__Given data__
---

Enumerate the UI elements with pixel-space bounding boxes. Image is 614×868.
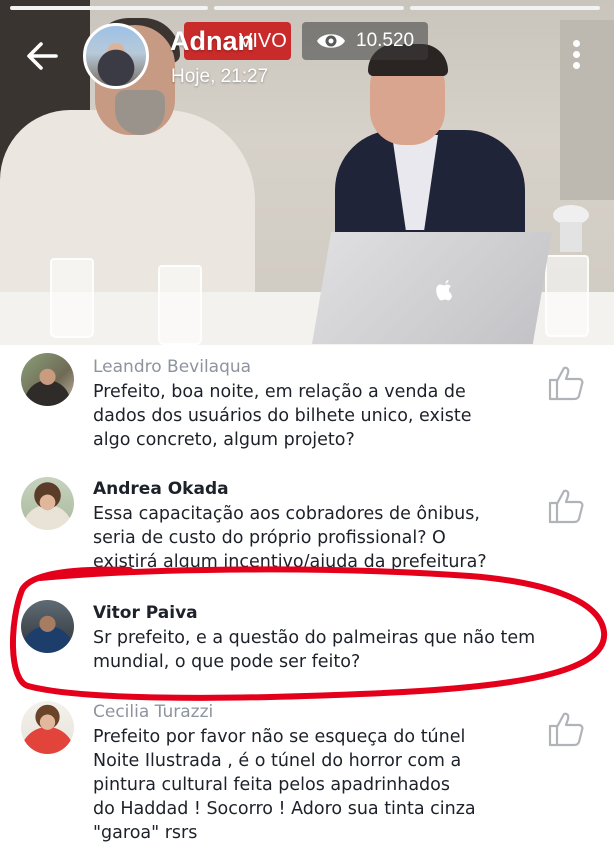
video-glass <box>50 258 94 338</box>
viewer-count: 10.520 <box>356 30 415 51</box>
video-person-left-body <box>0 110 255 310</box>
comment-line: seria de custo do próprio profissional? … <box>93 528 446 548</box>
comment-line: dados dos usuários do bilhete unico, exi… <box>93 406 472 426</box>
viewer-count-badge: 10.520 <box>302 22 428 60</box>
thumbs-up-icon[interactable] <box>546 363 586 403</box>
commenter-avatar[interactable] <box>21 701 74 754</box>
commenter-name[interactable]: Cecilia Turazzi <box>93 702 213 722</box>
comment-line: Essa capacitação aos cobradores de ônibu… <box>93 504 480 524</box>
live-video[interactable]: VIVO 10.520 Adnan Hoje, 21:27 <box>0 0 614 345</box>
video-glass <box>158 265 202 345</box>
progress-segment <box>214 6 404 10</box>
commenter-name[interactable]: Vitor Paiva <box>93 603 198 623</box>
comment-line: "garoa" rsrs <box>93 823 198 843</box>
comment-text: Prefeito por favor não se esqueça do tún… <box>93 725 543 845</box>
more-options-icon[interactable] <box>568 40 584 76</box>
host-name[interactable]: Adnan <box>170 26 254 57</box>
video-glass <box>545 255 589 337</box>
comment-text: Sr prefeito, e a questão do palmeiras qu… <box>93 626 543 674</box>
comment-line: pintura cultural feita pelos apadrinhado… <box>93 775 450 795</box>
back-arrow-icon[interactable] <box>22 36 62 76</box>
comment-line: mundial, o que pode ser feito? <box>93 652 361 672</box>
progress-segment <box>410 6 600 10</box>
comment-text: Essa capacitação aos cobradores de ônibu… <box>93 502 543 574</box>
comment-line: Prefeito, boa noite, em relação a venda … <box>93 382 466 402</box>
progress-segment <box>10 6 208 10</box>
commenter-name[interactable]: Andrea Okada <box>93 479 229 499</box>
comment-line: Prefeito por favor não se esqueça do tún… <box>93 727 466 747</box>
video-vase <box>560 222 582 252</box>
commenter-avatar[interactable] <box>21 477 74 530</box>
apple-logo-icon <box>432 278 456 304</box>
commenter-avatar[interactable] <box>21 353 74 406</box>
comment-text: Prefeito, boa noite, em relação a venda … <box>93 380 543 452</box>
comment-line: Noite Ilustrada , é o túnel do horror co… <box>93 751 462 771</box>
commenter-avatar[interactable] <box>21 600 74 653</box>
thumbs-up-icon[interactable] <box>546 486 586 526</box>
host-avatar[interactable] <box>83 23 149 89</box>
comment-line: Sr prefeito, e a questão do palmeiras qu… <box>93 628 536 648</box>
comment-line: do Haddad ! Socorro ! Adoro sua tinta ci… <box>93 799 476 819</box>
broadcast-time: Hoje, 21:27 <box>171 66 269 87</box>
comment-line: existirá algum incentivo/ajuda da prefei… <box>93 552 487 572</box>
eye-icon <box>317 34 345 48</box>
comment-line: algo concreto, algum projeto? <box>93 430 355 450</box>
commenter-name[interactable]: Leandro Bevilaqua <box>93 357 251 377</box>
thumbs-up-icon[interactable] <box>546 709 586 749</box>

---

__What to produce__
Rewrite the material above with "commenter-avatar" changed to "user-avatar" everywhere and every other part left unchanged. Leave the pictures out.

__Result for this task__
Enumerate the UI elements with pixel-space bounding boxes. Image is 614×868.
video-glass <box>50 258 94 338</box>
viewer-count: 10.520 <box>356 30 415 51</box>
video-person-left-body <box>0 110 255 310</box>
comment-line: seria de custo do próprio profissional? … <box>93 528 446 548</box>
comment-line: dados dos usuários do bilhete unico, exi… <box>93 406 472 426</box>
viewer-count-badge: 10.520 <box>302 22 428 60</box>
thumbs-up-icon[interactable] <box>546 363 586 403</box>
user-avatar[interactable] <box>21 701 74 754</box>
commenter-name[interactable]: Cecilia Turazzi <box>93 702 213 722</box>
comment-line: Essa capacitação aos cobradores de ônibu… <box>93 504 480 524</box>
live-video[interactable]: VIVO 10.520 Adnan Hoje, 21:27 <box>0 0 614 345</box>
video-glass <box>158 265 202 345</box>
progress-segment <box>214 6 404 10</box>
commenter-name[interactable]: Vitor Paiva <box>93 603 198 623</box>
comment-line: "garoa" rsrs <box>93 823 198 843</box>
comment-text: Prefeito por favor não se esqueça do tún… <box>93 725 543 845</box>
more-options-icon[interactable] <box>568 40 584 76</box>
host-name[interactable]: Adnan <box>170 26 254 57</box>
video-glass <box>545 255 589 337</box>
comment-text: Sr prefeito, e a questão do palmeiras qu… <box>93 626 543 674</box>
comment-line: pintura cultural feita pelos apadrinhado… <box>93 775 450 795</box>
back-arrow-icon[interactable] <box>22 36 62 76</box>
comment-line: mundial, o que pode ser feito? <box>93 652 361 672</box>
progress-segment <box>410 6 600 10</box>
comment-text: Essa capacitação aos cobradores de ônibu… <box>93 502 543 574</box>
comment-line: Prefeito, boa noite, em relação a venda … <box>93 382 466 402</box>
progress-segment <box>10 6 208 10</box>
commenter-name[interactable]: Andrea Okada <box>93 479 229 499</box>
comment-line: Prefeito por favor não se esqueça do tún… <box>93 727 466 747</box>
video-vase <box>560 222 582 252</box>
user-avatar[interactable] <box>21 477 74 530</box>
apple-logo-icon <box>432 278 456 304</box>
user-avatar[interactable] <box>21 353 74 406</box>
comment-text: Prefeito, boa noite, em relação a venda … <box>93 380 543 452</box>
comment-line: Noite Ilustrada , é o túnel do horror co… <box>93 751 462 771</box>
user-avatar[interactable] <box>21 600 74 653</box>
thumbs-up-icon[interactable] <box>546 486 586 526</box>
host-avatar[interactable] <box>83 23 149 89</box>
comment-line: Sr prefeito, e a questão do palmeiras qu… <box>93 628 536 648</box>
comment-line: do Haddad ! Socorro ! Adoro sua tinta ci… <box>93 799 476 819</box>
broadcast-time: Hoje, 21:27 <box>171 66 269 87</box>
comment-line: existirá algum incentivo/ajuda da prefei… <box>93 552 487 572</box>
eye-icon <box>317 34 345 48</box>
comment-line: algo concreto, algum projeto? <box>93 430 355 450</box>
commenter-name[interactable]: Leandro Bevilaqua <box>93 357 251 377</box>
thumbs-up-icon[interactable] <box>546 709 586 749</box>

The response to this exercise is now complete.